» **Challenge**
Find how many lines in the material hold the word "Лазаров", then state that number and nothing more.

» **Task inputs**
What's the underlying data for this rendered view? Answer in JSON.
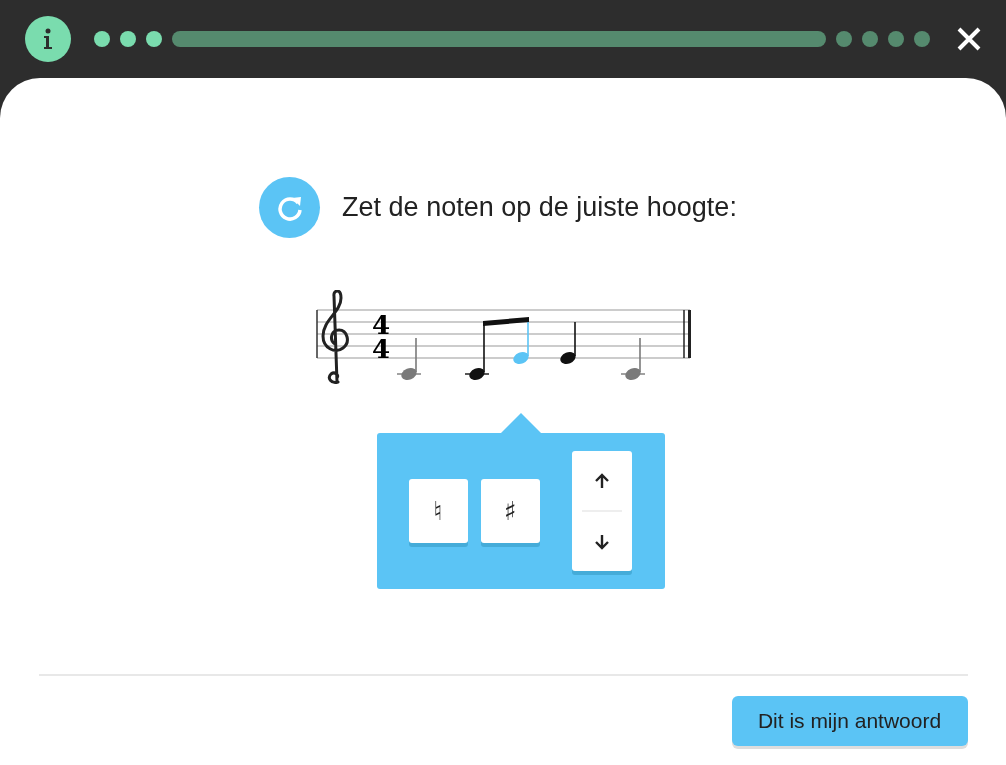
{
  "progress": {
    "steps": [
      {
        "kind": "done"
      },
      {
        "kind": "done"
      },
      {
        "kind": "done"
      },
      {
        "kind": "current"
      },
      {
        "kind": "todo"
      },
      {
        "kind": "todo"
      },
      {
        "kind": "todo"
      },
      {
        "kind": "todo"
      }
    ]
  },
  "question": {
    "text": "Zet de noten op de juiste hoogte:"
  },
  "staff": {
    "time_signature": [
      "4",
      "4"
    ],
    "notes": [
      {
        "kind": "given",
        "selected": false
      },
      {
        "kind": "placed",
        "selected": false
      },
      {
        "kind": "placed",
        "selected": true
      },
      {
        "kind": "placed",
        "selected": false
      },
      {
        "kind": "given",
        "selected": false
      }
    ]
  },
  "editor": {
    "accidentals": [
      "♮",
      "♯"
    ]
  },
  "submit": {
    "label": "Dit is mijn antwoord"
  }
}
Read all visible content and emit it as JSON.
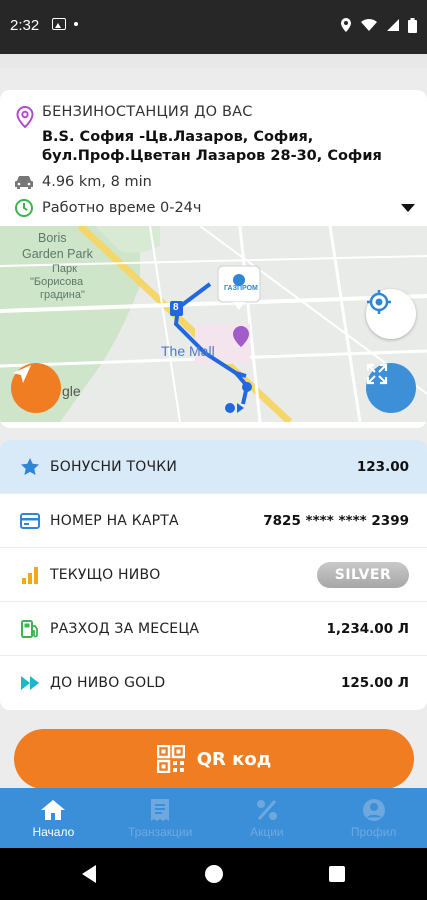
{
  "status_bar": {
    "time": "2:32"
  },
  "station": {
    "section_label": "БЕНЗИНОСТАНЦИЯ ДО ВАС",
    "name_line1": "B.S. София -Цв.Лазаров, София,",
    "name_line2": "бул.Проф.Цветан Лазаров 28-30, София",
    "distance": "4.96 km, 8 min",
    "hours": "Работно време 0-24ч"
  },
  "map": {
    "labels": {
      "park1": "Boris",
      "park2": "Garden Park",
      "park3": "Парк",
      "park4": "\"Борисова",
      "park5": "градина\"",
      "mall": "The Mall",
      "brand": "ГАЗПРОМ",
      "google": "gle",
      "route_marker": "8"
    }
  },
  "stats": {
    "rows": [
      {
        "label": "БОНУСНИ ТОЧКИ",
        "value": "123.00"
      },
      {
        "label": "НОМЕР НА КАРТА",
        "value": "7825 **** **** 2399"
      },
      {
        "label": "ТЕКУЩО НИВО",
        "value": "SILVER"
      },
      {
        "label": "РАЗХОД ЗА МЕСЕЦА",
        "value": "1,234.00 Л"
      },
      {
        "label": "ДО НИВО GOLD",
        "value": "125.00 Л"
      }
    ]
  },
  "qr_button": {
    "label": "QR код"
  },
  "nav": {
    "tabs": [
      {
        "label": "Начало"
      },
      {
        "label": "Транзакции"
      },
      {
        "label": "Акции"
      },
      {
        "label": "Профил"
      }
    ]
  },
  "colors": {
    "accent_orange": "#f17d22",
    "accent_blue": "#3b8fd9",
    "highlight_row": "#d8e9f8",
    "pin_purple": "#b24bd0",
    "clock_green": "#3fb34f"
  },
  "icons": {
    "station_pin": "location-pin-icon",
    "car": "car-icon",
    "clock": "clock-icon",
    "star": "star-icon",
    "card": "credit-card-icon",
    "level": "signal-bars-icon",
    "fuel": "fuel-pump-icon",
    "forward": "fast-forward-icon",
    "qr": "qr-code-icon",
    "home": "home-icon",
    "transactions": "receipt-icon",
    "promotions": "percent-icon",
    "profile": "user-icon"
  }
}
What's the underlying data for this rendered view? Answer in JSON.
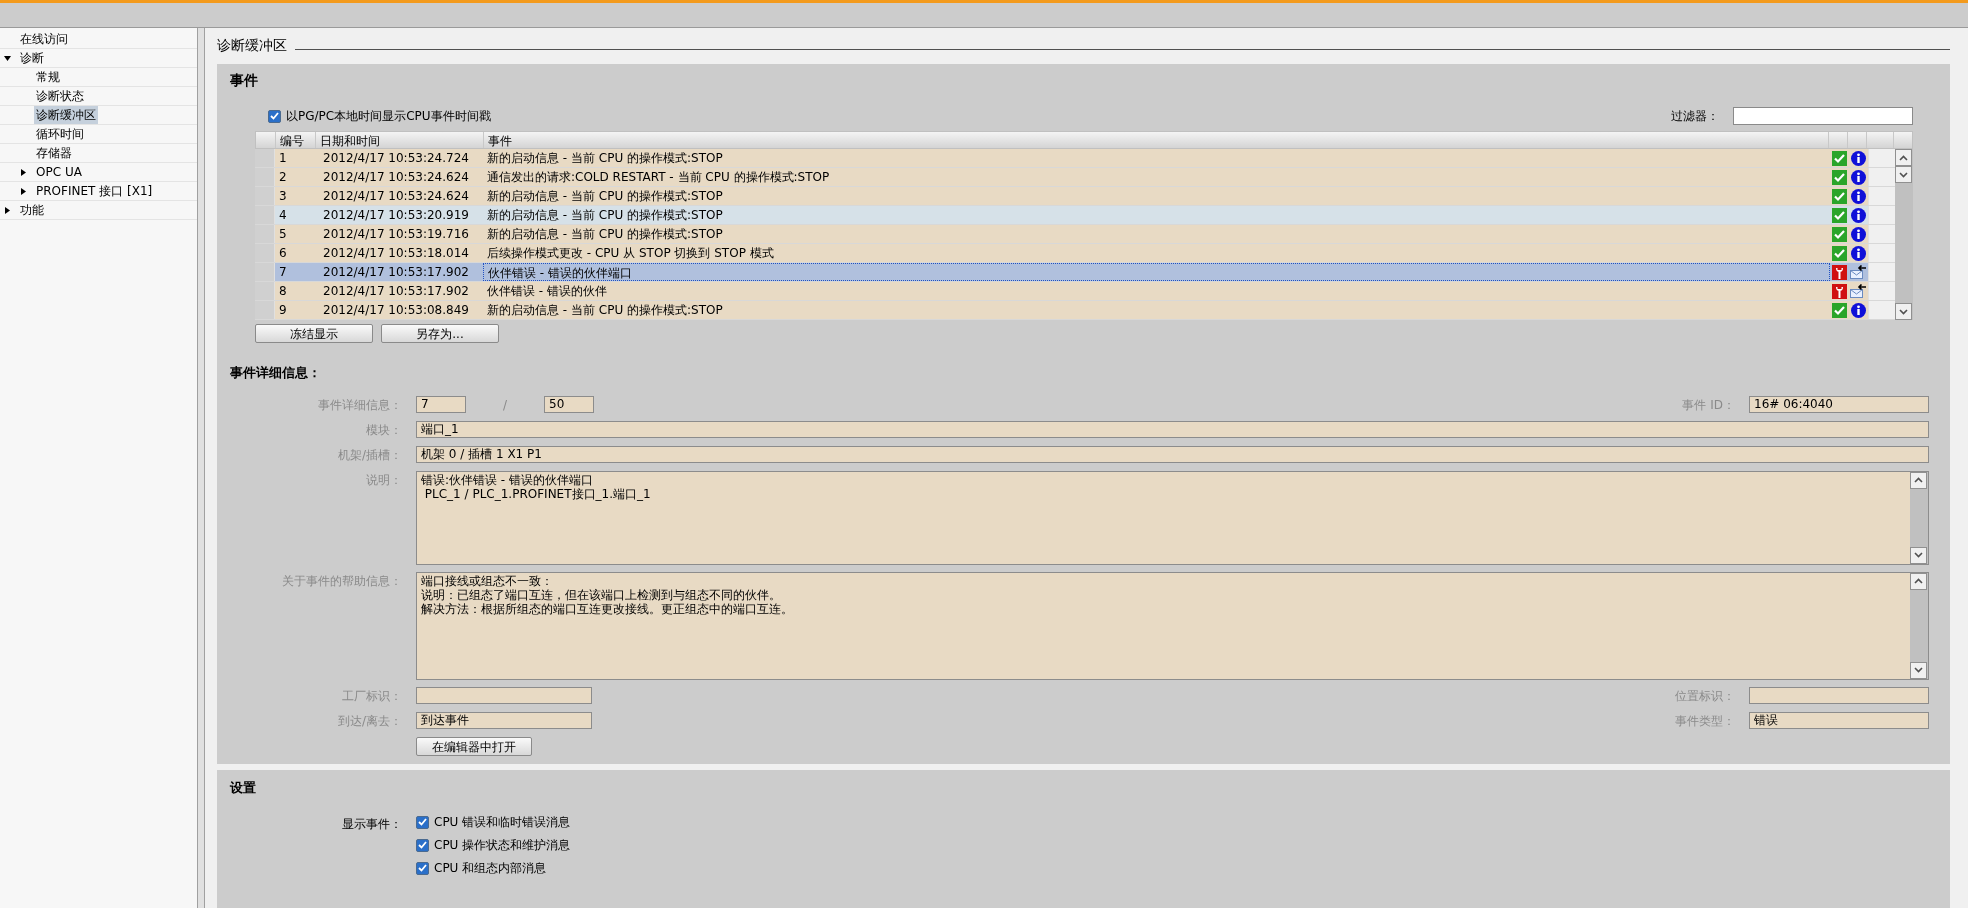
{
  "sidebar": {
    "items": [
      {
        "label": "在线访问",
        "selected": false
      },
      {
        "label": "诊断",
        "expanded": true,
        "selected": false,
        "children": [
          {
            "label": "常规",
            "selected": false
          },
          {
            "label": "诊断状态",
            "selected": false
          },
          {
            "label": "诊断缓冲区",
            "selected": true
          },
          {
            "label": "循环时间",
            "selected": false
          },
          {
            "label": "存储器",
            "selected": false
          },
          {
            "label": "OPC UA",
            "expanded": false,
            "selected": false
          },
          {
            "label": "PROFINET 接口 [X1]",
            "expanded": false,
            "selected": false
          }
        ]
      },
      {
        "label": "功能",
        "expanded": false,
        "selected": false
      }
    ]
  },
  "page_title": "诊断缓冲区",
  "events": {
    "title": "事件",
    "local_time": {
      "label": "以PG/PC本地时间显示CPU事件时间戳",
      "checked": true
    },
    "filter": {
      "label": "过滤器："
    },
    "table": {
      "columns": [
        "编号",
        "日期和时间",
        "事件"
      ],
      "rows": [
        {
          "number": "1",
          "datetime": "2012/4/17 10:53:24.724",
          "event": "新的启动信息 - 当前 CPU 的操作模式:STOP",
          "kind": "ok_info",
          "selected": false,
          "hovered": false
        },
        {
          "number": "2",
          "datetime": "2012/4/17 10:53:24.624",
          "event": "通信发出的请求:COLD RESTART - 当前 CPU 的操作模式:STOP",
          "kind": "ok_info",
          "selected": false,
          "hovered": false
        },
        {
          "number": "3",
          "datetime": "2012/4/17 10:53:24.624",
          "event": "新的启动信息 - 当前 CPU 的操作模式:STOP",
          "kind": "ok_info",
          "selected": false,
          "hovered": false
        },
        {
          "number": "4",
          "datetime": "2012/4/17 10:53:20.919",
          "event": "新的启动信息 - 当前 CPU 的操作模式:STOP",
          "kind": "ok_info",
          "selected": false,
          "hovered": true
        },
        {
          "number": "5",
          "datetime": "2012/4/17 10:53:19.716",
          "event": "新的启动信息 - 当前 CPU 的操作模式:STOP",
          "kind": "ok_info",
          "selected": false,
          "hovered": false
        },
        {
          "number": "6",
          "datetime": "2012/4/17 10:53:18.014",
          "event": "后续操作模式更改 - CPU 从 STOP 切换到 STOP 模式",
          "kind": "ok_info",
          "selected": false,
          "hovered": false
        },
        {
          "number": "7",
          "datetime": "2012/4/17 10:53:17.902",
          "event": "伙伴错误 - 错误的伙伴端口",
          "kind": "fault_message",
          "selected": true,
          "hovered": false
        },
        {
          "number": "8",
          "datetime": "2012/4/17 10:53:17.902",
          "event": "伙伴错误 - 错误的伙伴",
          "kind": "fault_message",
          "selected": false,
          "hovered": false
        },
        {
          "number": "9",
          "datetime": "2012/4/17 10:53:08.849",
          "event": "新的启动信息 - 当前 CPU 的操作模式:STOP",
          "kind": "ok_info",
          "selected": false,
          "hovered": false
        }
      ]
    },
    "buttons": [
      "冻结显示",
      "另存为..."
    ]
  },
  "details": {
    "title": "事件详细信息：",
    "index": {
      "label": "事件详细信息：",
      "value": "7",
      "separator": "/",
      "total": "50"
    },
    "event_id": {
      "label": "事件 ID：",
      "value": "16# 06:4040"
    },
    "module": {
      "label": "模块：",
      "value": "端口_1"
    },
    "rack_slot": {
      "label": "机架/插槽：",
      "value": "机架 0 / 插槽 1 X1 P1"
    },
    "description": {
      "label": "说明：",
      "lines": [
        "错误:伙伴错误 - 错误的伙伴端口",
        " PLC_1 / PLC_1.PROFINET接口_1.端口_1"
      ]
    },
    "help": {
      "label": "关于事件的帮助信息：",
      "lines": [
        "端口接线或组态不一致：",
        "说明：已组态了端口互连，但在该端口上检测到与组态不同的伙伴。",
        "解决方法：根据所组态的端口互连更改接线。更正组态中的端口互连。"
      ]
    },
    "plant_id": {
      "label": "工厂标识："
    },
    "location_id": {
      "label": "位置标识："
    },
    "arrival": {
      "label": "到达/离去：",
      "value": "到达事件"
    },
    "event_type": {
      "label": "事件类型：",
      "value": "错误"
    },
    "open_button": "在编辑器中打开"
  },
  "settings": {
    "title": "设置",
    "show_events": {
      "label": "显示事件：",
      "options": [
        {
          "label": "CPU 错误和临时错误消息",
          "checked": true
        },
        {
          "label": "CPU 操作状态和维护消息",
          "checked": true
        },
        {
          "label": "CPU 和组态内部消息",
          "checked": true
        }
      ]
    }
  }
}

» **Exercise output**
2